* Your objective *
Pick out each line containing the string "anomaly".

[Figure content listings]
___

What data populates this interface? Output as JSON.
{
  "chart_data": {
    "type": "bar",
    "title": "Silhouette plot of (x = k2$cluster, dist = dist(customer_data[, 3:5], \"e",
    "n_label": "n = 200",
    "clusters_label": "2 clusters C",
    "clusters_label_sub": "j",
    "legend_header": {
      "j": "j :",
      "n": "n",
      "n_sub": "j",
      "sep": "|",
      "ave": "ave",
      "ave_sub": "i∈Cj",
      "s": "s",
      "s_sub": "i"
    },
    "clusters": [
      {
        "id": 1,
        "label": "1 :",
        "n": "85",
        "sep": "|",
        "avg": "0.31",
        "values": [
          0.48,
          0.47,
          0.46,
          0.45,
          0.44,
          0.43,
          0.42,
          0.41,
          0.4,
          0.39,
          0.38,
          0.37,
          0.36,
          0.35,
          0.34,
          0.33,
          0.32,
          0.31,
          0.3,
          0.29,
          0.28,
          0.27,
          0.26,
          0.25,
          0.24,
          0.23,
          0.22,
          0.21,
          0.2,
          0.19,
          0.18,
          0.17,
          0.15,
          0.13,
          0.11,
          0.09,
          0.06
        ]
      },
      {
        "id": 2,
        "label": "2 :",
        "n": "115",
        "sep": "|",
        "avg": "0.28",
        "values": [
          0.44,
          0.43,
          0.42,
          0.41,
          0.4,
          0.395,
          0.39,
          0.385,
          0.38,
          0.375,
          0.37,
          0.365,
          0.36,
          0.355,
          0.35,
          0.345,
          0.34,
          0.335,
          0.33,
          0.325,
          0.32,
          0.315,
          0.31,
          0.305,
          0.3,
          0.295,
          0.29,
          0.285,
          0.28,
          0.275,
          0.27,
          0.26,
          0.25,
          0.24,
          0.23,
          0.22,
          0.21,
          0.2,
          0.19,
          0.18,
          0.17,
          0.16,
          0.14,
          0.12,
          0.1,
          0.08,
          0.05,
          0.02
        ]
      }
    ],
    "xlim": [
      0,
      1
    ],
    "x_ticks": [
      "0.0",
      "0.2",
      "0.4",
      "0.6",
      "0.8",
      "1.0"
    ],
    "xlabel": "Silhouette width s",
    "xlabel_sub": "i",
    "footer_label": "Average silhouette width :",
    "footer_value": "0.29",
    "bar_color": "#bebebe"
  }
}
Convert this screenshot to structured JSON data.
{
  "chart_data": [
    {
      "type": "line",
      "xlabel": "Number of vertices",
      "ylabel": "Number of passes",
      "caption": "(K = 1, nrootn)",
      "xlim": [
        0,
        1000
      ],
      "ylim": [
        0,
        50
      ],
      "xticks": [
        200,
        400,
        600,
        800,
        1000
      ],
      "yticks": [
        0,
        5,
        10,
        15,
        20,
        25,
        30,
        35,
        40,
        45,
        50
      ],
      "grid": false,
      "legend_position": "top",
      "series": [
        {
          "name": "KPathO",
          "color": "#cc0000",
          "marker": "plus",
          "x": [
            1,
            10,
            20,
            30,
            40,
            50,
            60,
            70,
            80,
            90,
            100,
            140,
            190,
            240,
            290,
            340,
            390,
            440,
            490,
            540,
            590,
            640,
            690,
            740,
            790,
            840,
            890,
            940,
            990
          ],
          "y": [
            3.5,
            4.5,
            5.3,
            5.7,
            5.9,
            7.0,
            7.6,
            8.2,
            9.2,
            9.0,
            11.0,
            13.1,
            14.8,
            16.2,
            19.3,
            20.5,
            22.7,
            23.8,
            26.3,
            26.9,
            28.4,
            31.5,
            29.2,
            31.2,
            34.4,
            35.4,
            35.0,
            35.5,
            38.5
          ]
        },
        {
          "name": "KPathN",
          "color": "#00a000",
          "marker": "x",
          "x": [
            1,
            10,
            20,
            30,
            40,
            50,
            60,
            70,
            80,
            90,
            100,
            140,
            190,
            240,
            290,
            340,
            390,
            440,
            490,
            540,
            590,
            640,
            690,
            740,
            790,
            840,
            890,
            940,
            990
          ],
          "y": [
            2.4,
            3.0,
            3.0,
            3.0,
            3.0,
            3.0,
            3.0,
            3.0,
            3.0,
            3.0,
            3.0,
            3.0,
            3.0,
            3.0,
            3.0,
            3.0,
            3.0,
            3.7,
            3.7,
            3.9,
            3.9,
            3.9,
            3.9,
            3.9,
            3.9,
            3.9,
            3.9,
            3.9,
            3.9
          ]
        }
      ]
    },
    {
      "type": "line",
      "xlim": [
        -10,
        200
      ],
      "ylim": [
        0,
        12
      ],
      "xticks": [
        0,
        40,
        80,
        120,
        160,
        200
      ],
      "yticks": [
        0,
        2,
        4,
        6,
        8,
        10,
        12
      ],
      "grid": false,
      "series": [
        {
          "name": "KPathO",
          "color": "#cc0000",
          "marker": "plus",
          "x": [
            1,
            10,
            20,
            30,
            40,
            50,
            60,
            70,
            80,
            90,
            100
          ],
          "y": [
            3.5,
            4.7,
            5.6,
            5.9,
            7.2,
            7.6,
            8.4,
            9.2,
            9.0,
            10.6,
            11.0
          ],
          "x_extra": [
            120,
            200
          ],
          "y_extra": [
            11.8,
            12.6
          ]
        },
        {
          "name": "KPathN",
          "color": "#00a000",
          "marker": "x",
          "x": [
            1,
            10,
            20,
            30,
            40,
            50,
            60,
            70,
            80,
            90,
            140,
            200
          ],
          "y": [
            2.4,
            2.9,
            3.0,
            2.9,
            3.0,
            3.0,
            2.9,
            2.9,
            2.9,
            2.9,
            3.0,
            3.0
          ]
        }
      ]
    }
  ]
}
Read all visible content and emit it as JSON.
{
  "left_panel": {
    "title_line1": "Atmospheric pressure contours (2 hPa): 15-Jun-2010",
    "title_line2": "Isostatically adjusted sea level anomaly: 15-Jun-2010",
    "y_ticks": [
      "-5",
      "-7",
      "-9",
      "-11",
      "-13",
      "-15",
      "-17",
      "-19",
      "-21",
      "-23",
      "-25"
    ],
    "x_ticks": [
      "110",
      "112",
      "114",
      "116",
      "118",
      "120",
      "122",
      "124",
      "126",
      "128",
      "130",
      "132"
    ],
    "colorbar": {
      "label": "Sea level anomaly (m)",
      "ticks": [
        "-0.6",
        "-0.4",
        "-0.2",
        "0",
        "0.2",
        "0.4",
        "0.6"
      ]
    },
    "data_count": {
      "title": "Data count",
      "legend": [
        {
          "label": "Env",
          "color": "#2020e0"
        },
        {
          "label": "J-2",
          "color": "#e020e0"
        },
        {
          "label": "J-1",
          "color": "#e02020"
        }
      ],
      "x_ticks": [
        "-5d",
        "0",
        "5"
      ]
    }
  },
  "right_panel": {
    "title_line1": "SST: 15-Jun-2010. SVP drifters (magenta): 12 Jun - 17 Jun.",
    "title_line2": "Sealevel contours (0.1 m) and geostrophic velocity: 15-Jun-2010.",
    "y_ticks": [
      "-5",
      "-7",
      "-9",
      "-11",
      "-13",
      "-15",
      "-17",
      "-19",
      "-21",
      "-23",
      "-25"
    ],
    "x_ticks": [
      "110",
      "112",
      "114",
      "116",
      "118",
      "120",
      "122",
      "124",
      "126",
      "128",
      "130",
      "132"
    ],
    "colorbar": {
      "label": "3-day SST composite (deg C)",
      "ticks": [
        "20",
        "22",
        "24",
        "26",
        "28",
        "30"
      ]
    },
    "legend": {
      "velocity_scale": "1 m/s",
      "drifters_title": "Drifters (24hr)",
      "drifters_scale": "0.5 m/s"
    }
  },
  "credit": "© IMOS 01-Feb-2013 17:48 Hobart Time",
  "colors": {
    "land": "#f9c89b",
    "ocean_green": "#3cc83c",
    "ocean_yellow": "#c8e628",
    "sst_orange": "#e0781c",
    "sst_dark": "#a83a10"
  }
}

___

* Exercise response *
    "title_line2": "Isostatically adjusted sea level anomaly: 15-Jun-2010",
      "label": "Sea level anomaly (m)",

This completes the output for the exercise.